• **TASK**
Say how many lines include the word "ylabel". Reply with nothing but the number.

# start of DATA FOR THIS TASK

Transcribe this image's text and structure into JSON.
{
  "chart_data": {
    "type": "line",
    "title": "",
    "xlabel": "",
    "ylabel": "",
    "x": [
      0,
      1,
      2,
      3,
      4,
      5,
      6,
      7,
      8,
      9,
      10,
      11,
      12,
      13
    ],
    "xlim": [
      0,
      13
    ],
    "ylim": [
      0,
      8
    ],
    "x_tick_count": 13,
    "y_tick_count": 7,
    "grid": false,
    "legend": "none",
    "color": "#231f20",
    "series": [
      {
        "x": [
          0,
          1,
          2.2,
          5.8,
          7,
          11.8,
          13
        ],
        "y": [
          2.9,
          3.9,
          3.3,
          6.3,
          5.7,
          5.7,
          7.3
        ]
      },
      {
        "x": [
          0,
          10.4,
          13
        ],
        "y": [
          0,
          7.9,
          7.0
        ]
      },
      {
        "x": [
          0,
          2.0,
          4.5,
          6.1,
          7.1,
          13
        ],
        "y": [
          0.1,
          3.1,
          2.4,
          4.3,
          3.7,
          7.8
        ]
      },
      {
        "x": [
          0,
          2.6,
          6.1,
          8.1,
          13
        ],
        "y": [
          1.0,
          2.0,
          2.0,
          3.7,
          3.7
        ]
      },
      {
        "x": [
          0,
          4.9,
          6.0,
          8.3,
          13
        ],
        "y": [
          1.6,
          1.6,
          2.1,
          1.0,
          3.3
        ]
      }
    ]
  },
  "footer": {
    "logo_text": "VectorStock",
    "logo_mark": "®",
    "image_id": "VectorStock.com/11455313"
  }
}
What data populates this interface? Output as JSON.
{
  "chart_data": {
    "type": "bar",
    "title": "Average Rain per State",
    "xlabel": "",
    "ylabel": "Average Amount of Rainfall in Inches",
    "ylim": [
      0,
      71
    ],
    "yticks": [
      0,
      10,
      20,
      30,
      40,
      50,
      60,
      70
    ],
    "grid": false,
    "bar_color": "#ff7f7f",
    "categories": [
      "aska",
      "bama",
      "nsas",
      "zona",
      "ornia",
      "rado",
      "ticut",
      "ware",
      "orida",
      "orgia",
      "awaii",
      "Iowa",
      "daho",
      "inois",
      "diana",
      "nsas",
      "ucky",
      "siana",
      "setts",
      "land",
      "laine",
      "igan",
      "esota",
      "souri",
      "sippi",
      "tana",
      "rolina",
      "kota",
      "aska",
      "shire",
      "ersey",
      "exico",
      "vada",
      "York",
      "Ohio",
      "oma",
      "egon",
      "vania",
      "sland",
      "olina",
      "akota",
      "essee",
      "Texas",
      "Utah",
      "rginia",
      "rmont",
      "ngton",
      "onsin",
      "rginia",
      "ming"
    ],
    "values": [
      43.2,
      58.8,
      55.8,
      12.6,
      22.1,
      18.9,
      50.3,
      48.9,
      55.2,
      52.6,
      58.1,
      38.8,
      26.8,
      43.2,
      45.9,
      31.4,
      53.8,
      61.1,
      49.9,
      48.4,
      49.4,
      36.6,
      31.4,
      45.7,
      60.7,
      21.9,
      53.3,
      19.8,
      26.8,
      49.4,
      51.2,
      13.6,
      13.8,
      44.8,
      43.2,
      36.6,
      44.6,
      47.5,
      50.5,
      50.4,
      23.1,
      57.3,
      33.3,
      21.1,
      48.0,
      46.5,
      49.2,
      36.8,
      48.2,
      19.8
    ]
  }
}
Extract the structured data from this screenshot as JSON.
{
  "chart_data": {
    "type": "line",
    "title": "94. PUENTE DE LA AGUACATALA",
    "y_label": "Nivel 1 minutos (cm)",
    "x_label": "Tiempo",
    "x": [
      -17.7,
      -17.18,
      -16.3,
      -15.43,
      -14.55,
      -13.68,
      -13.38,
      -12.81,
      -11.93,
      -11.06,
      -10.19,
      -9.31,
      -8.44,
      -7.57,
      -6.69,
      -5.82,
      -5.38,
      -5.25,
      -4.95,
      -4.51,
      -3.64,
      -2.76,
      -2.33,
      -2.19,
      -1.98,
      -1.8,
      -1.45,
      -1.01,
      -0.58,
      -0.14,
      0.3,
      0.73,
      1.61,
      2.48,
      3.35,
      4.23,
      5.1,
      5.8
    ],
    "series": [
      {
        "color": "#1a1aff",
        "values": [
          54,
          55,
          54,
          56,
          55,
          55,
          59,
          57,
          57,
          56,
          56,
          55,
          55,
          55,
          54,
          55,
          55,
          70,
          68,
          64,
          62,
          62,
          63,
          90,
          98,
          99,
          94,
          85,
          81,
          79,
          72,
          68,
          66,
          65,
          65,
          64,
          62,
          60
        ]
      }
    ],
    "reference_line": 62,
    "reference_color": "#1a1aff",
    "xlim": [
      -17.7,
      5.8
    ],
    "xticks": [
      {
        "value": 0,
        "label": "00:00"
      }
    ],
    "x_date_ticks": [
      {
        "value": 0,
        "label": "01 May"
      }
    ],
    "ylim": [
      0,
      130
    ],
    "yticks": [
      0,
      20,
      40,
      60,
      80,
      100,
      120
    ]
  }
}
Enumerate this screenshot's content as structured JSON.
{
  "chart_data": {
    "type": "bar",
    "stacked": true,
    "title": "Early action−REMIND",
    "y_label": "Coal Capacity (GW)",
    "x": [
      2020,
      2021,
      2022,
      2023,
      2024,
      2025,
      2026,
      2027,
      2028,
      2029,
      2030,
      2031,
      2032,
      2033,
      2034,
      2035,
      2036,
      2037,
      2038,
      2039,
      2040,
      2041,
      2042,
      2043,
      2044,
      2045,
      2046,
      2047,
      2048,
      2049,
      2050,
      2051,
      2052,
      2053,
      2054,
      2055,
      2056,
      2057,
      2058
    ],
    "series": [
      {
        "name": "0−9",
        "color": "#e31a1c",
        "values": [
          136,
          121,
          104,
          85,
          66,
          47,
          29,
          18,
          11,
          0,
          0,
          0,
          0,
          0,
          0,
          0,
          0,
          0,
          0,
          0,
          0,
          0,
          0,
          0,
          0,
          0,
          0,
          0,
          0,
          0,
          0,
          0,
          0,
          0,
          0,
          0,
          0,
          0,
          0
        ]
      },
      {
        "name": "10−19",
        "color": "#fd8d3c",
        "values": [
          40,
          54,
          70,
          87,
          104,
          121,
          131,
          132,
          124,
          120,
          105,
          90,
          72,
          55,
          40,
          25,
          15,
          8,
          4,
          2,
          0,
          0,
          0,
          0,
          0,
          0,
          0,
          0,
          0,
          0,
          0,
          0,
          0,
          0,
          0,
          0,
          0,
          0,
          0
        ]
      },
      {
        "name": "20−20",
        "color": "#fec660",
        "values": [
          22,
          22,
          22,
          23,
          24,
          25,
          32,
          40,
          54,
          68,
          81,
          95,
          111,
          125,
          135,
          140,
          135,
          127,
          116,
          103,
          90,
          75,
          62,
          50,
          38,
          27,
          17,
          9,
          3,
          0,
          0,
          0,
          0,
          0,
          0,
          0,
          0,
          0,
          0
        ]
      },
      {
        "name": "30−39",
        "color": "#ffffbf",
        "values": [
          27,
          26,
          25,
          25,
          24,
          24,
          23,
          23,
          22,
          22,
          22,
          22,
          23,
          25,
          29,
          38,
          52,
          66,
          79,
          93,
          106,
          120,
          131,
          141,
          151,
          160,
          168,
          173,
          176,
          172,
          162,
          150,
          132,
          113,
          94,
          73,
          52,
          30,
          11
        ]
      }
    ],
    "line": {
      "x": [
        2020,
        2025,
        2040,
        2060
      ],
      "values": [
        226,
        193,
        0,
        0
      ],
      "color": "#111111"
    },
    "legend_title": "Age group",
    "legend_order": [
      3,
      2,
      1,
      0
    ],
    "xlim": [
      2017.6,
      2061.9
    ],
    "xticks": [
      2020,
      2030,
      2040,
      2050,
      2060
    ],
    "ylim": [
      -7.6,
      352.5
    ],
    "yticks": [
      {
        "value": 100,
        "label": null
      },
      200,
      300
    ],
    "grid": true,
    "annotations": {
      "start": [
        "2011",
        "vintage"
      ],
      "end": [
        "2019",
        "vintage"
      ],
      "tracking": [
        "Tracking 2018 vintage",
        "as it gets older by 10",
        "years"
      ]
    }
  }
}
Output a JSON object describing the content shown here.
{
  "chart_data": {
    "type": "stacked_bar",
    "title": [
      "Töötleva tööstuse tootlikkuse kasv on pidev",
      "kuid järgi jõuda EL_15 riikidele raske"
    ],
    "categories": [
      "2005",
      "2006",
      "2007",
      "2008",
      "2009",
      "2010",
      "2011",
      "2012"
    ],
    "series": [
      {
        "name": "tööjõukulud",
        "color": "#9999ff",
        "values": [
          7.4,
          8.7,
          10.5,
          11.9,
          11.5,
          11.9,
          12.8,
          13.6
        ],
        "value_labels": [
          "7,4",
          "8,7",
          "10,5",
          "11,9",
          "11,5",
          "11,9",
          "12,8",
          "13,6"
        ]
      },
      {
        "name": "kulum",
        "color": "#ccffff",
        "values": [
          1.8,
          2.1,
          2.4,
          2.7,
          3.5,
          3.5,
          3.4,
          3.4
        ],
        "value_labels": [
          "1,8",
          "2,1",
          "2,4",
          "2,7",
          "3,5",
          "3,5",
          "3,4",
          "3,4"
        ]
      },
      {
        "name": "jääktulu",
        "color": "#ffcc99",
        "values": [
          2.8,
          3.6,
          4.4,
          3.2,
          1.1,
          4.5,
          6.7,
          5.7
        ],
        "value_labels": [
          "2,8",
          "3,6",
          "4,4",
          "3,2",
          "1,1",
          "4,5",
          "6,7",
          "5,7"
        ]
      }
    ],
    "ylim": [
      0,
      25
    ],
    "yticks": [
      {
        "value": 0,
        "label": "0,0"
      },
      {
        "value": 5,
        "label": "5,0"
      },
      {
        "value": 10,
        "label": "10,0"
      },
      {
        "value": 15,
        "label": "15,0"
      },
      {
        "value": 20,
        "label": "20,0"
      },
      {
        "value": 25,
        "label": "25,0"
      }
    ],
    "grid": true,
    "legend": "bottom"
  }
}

# end of DATA FOR THIS TASK

• **RESPONSE TO THIS TASK**
2